Objective:
Check every line of the data below for the string "Output", and copy the ones that hold it.

Records shown:
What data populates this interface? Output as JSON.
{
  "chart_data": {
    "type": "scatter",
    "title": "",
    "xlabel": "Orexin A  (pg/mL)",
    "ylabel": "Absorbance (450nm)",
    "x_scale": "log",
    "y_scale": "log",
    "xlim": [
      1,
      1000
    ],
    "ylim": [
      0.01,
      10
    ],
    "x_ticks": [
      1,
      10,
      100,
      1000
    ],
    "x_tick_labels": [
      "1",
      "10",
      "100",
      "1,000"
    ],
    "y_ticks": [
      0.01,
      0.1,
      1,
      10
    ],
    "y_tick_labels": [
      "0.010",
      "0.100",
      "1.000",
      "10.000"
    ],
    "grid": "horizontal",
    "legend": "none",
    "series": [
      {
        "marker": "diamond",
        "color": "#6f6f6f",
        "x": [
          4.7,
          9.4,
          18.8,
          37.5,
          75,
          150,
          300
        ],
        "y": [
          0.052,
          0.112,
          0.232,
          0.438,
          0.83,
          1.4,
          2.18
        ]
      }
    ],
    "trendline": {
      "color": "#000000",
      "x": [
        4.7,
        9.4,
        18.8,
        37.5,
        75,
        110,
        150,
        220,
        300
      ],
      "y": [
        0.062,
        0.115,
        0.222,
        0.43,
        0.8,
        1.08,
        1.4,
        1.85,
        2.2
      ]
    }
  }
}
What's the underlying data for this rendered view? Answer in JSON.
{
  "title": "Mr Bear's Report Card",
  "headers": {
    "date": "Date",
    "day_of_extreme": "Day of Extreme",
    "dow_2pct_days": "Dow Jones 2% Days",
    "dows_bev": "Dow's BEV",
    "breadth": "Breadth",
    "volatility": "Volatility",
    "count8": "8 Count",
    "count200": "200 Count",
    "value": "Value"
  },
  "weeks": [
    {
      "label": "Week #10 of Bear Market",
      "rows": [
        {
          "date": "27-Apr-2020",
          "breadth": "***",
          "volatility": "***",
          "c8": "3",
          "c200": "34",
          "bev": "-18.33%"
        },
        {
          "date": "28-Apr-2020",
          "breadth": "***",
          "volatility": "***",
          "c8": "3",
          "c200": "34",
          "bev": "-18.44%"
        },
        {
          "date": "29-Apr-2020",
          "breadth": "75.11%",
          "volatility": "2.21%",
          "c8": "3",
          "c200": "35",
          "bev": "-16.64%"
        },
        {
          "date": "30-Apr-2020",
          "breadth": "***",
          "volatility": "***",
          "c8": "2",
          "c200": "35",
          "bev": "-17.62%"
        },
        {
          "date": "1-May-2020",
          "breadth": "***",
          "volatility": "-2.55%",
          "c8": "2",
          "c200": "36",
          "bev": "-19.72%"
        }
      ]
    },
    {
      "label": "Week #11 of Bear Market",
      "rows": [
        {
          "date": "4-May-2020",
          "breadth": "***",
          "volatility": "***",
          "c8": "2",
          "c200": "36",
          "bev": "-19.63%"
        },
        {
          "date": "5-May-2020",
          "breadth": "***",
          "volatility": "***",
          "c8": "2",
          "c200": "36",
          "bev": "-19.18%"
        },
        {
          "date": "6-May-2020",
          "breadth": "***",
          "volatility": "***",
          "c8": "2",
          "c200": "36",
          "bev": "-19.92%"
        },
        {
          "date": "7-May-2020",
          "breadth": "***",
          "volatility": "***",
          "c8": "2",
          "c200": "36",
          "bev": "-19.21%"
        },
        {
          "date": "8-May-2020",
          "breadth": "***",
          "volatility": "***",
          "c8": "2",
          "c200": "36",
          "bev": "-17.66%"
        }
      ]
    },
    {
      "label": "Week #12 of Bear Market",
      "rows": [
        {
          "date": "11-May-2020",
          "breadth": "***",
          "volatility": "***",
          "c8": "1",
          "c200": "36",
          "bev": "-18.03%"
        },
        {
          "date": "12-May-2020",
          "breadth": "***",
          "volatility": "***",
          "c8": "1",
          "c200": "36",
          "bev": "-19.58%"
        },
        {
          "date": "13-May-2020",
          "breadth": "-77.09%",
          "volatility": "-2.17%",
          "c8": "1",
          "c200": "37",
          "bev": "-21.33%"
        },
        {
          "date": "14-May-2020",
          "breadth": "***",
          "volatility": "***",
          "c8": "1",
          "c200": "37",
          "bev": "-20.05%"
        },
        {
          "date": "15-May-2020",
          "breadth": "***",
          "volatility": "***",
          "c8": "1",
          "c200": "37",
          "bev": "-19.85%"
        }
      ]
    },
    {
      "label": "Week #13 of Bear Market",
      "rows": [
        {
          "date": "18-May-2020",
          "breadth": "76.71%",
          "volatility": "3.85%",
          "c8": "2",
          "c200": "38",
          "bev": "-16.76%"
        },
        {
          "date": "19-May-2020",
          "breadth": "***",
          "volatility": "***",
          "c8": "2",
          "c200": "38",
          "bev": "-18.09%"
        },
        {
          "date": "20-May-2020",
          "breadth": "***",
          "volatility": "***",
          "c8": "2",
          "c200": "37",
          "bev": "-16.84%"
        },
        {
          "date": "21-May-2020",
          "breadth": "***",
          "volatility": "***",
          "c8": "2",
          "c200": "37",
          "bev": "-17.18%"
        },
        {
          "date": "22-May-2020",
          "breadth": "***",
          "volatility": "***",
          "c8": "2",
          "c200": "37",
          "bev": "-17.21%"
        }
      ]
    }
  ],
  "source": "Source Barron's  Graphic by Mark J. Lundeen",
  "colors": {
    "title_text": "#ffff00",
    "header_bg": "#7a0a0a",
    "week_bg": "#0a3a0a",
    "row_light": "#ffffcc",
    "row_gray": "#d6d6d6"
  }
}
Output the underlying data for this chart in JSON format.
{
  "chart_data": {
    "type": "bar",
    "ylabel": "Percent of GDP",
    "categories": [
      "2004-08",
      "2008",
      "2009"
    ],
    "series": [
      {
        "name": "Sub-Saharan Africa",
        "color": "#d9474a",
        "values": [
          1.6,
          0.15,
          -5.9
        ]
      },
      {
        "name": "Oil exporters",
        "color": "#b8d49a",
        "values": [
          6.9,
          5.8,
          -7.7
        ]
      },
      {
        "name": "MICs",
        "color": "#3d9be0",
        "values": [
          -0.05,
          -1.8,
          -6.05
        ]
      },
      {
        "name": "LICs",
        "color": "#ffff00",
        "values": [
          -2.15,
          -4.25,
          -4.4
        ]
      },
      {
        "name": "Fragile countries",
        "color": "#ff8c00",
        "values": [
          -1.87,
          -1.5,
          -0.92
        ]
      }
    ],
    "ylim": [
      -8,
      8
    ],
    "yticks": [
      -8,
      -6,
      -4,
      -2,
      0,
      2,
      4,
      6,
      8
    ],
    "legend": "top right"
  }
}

Solution to this task:
What data populates this interface? Output as JSON.
Output the underlying data for this chart in JSON format.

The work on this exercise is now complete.